— START —

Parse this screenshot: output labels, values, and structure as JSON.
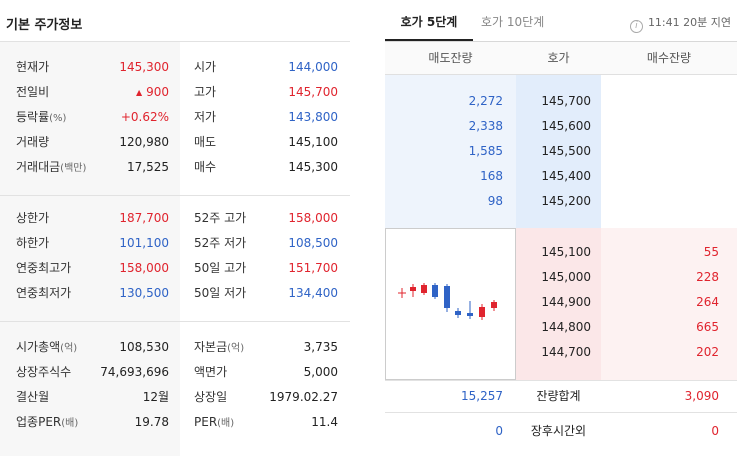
{
  "basic": {
    "title": "기본 주가정보",
    "group1": [
      {
        "label": "현재가",
        "value": "145,300",
        "label2": "시가",
        "value2": "144,000"
      },
      {
        "label": "전일비",
        "arrow": "▲",
        "value": "900",
        "label2": "고가",
        "value2": "145,700"
      },
      {
        "label": "등락률",
        "unit": "(%)",
        "value": "+0.62%",
        "label2": "저가",
        "value2": "143,800"
      },
      {
        "label": "거래량",
        "value": "120,980",
        "label2": "매도",
        "value2": "145,100"
      },
      {
        "label": "거래대금",
        "unit": "(백만)",
        "value": "17,525",
        "label2": "매수",
        "value2": "145,300"
      }
    ],
    "group2": [
      {
        "label": "상한가",
        "value": "187,700",
        "label2": "52주 고가",
        "value2": "158,000"
      },
      {
        "label": "하한가",
        "value": "101,100",
        "label2": "52주 저가",
        "value2": "108,500"
      },
      {
        "label": "연중최고가",
        "value": "158,000",
        "label2": "50일 고가",
        "value2": "151,700"
      },
      {
        "label": "연중최저가",
        "value": "130,500",
        "label2": "50일 저가",
        "value2": "134,400"
      }
    ],
    "group3": [
      {
        "label": "시가총액",
        "unit": "(억)",
        "value": "108,530",
        "label2": "자본금",
        "unit2": "(억)",
        "value2": "3,735"
      },
      {
        "label": "상장주식수",
        "value": "74,693,696",
        "label2": "액면가",
        "value2": "5,000"
      },
      {
        "label": "결산월",
        "value": "12월",
        "label2": "상장일",
        "value2": "1979.02.27"
      },
      {
        "label": "업종PER",
        "unit": "(배)",
        "value": "19.78",
        "label2": "PER",
        "unit2": "(배)",
        "value2": "11.4"
      }
    ]
  },
  "orderbook": {
    "tabs": [
      "호가 5단계",
      "호가 10단계"
    ],
    "delay": "11:41 20분 지연",
    "headers": [
      "매도잔량",
      "호가",
      "매수잔량"
    ],
    "asks": [
      {
        "volume": "2,272",
        "price": "145,700"
      },
      {
        "volume": "2,338",
        "price": "145,600"
      },
      {
        "volume": "1,585",
        "price": "145,500"
      },
      {
        "volume": "168",
        "price": "145,400"
      },
      {
        "volume": "98",
        "price": "145,200"
      }
    ],
    "bids": [
      {
        "price": "145,100",
        "volume": "55"
      },
      {
        "price": "145,000",
        "volume": "228"
      },
      {
        "price": "144,900",
        "volume": "264"
      },
      {
        "price": "144,800",
        "volume": "665"
      },
      {
        "price": "144,700",
        "volume": "202"
      }
    ],
    "totals": {
      "ask": "15,257",
      "label": "잔량합계",
      "bid": "3,090"
    },
    "after_hours": {
      "ask": "0",
      "label": "장후시간외",
      "bid": "0"
    }
  },
  "colors": {
    "up": "#e0242e",
    "down": "#2f63c6"
  }
}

— END —

Short problem: Your reply is one number: how many lines of the records above contain the word "price".

Written response: 10